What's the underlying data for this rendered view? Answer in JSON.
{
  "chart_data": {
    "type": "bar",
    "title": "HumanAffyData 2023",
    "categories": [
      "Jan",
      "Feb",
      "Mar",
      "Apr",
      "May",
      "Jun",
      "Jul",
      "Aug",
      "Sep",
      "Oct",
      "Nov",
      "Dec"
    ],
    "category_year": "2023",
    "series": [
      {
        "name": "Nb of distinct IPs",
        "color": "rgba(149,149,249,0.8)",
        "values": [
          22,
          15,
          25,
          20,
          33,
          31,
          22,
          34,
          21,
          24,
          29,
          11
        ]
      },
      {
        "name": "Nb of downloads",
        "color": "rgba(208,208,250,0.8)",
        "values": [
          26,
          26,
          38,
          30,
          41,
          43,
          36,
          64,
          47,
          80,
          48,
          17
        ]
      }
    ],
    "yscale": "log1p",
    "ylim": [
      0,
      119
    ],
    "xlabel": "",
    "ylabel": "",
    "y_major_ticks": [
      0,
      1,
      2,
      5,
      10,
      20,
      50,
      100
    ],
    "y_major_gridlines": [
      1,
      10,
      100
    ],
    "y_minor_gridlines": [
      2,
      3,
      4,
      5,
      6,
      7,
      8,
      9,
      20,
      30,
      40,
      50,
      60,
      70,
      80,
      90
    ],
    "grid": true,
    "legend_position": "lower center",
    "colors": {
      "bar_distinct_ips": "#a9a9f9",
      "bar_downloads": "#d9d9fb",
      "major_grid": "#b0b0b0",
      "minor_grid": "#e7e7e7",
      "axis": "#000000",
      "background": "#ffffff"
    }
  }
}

-=-=-=-=-

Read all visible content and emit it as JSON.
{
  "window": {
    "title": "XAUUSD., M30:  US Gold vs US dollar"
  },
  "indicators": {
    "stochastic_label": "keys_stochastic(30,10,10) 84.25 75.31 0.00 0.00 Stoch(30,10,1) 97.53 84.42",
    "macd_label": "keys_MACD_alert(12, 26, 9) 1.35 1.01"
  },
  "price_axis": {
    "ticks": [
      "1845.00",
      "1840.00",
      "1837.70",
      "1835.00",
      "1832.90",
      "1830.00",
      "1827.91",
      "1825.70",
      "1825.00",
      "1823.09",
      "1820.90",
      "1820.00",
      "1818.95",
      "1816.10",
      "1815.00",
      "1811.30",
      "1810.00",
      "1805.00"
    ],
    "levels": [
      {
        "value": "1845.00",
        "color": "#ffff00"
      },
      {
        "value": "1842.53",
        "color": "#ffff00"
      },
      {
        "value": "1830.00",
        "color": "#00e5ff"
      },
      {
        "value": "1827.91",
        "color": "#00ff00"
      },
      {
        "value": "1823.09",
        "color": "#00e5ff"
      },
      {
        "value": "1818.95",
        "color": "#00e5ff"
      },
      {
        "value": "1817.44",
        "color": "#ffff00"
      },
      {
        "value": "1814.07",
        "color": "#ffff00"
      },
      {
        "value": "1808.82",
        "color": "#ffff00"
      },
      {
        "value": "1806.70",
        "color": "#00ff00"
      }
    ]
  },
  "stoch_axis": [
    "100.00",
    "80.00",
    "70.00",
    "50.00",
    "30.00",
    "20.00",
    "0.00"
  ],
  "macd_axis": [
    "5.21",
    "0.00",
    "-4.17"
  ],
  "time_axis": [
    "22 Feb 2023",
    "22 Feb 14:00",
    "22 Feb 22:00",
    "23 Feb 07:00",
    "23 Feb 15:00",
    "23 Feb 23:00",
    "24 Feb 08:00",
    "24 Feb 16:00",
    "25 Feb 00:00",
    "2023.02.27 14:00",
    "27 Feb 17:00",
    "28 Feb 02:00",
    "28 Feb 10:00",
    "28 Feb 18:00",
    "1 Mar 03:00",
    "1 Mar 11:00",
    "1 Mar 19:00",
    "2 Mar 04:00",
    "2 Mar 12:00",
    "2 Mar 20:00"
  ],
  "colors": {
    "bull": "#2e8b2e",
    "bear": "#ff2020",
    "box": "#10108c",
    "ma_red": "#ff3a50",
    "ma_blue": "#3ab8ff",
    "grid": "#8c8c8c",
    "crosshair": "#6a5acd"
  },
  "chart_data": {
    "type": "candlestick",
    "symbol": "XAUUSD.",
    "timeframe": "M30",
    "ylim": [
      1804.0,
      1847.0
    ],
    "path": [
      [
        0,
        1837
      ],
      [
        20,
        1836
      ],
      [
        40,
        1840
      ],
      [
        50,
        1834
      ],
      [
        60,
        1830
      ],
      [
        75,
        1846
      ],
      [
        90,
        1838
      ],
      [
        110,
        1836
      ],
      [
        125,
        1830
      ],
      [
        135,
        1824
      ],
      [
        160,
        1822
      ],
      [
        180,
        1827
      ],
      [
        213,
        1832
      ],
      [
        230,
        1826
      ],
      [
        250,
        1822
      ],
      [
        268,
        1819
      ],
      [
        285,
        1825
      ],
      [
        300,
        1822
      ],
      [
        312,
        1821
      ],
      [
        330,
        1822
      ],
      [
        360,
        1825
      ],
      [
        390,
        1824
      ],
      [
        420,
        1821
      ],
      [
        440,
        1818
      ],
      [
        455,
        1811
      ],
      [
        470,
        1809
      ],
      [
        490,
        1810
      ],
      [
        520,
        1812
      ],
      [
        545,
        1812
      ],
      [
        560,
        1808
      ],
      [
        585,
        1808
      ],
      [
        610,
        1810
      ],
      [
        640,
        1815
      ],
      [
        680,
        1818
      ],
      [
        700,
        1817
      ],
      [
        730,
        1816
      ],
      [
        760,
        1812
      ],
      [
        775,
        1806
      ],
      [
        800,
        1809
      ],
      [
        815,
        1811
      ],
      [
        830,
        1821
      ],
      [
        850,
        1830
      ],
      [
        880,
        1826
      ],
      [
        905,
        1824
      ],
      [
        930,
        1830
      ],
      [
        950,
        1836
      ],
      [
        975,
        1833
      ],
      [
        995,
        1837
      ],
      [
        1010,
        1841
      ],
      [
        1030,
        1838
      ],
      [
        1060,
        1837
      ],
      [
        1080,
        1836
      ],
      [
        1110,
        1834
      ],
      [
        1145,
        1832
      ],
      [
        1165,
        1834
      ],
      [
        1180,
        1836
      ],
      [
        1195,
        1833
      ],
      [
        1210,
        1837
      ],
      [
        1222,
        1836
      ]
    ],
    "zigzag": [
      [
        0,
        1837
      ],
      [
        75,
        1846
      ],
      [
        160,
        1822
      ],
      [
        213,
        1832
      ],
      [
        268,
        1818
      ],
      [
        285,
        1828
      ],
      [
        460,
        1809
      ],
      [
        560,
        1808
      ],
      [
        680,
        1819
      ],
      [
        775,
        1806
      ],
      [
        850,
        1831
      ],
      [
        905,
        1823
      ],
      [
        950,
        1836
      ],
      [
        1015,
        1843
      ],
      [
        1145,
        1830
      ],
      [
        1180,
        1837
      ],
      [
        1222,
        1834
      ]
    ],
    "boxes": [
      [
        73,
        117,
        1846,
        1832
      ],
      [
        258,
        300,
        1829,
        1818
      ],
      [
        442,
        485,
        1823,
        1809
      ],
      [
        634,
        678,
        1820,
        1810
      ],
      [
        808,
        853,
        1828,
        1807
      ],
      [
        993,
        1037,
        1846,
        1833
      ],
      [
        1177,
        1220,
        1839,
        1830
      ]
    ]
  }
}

-=-=-=-=-

**JOB:** List each line of the records that holds the string "rgba".

**RESPONSE:**
        "color": "rgba(149,149,249,0.8)",
        "color": "rgba(208,208,250,0.8)",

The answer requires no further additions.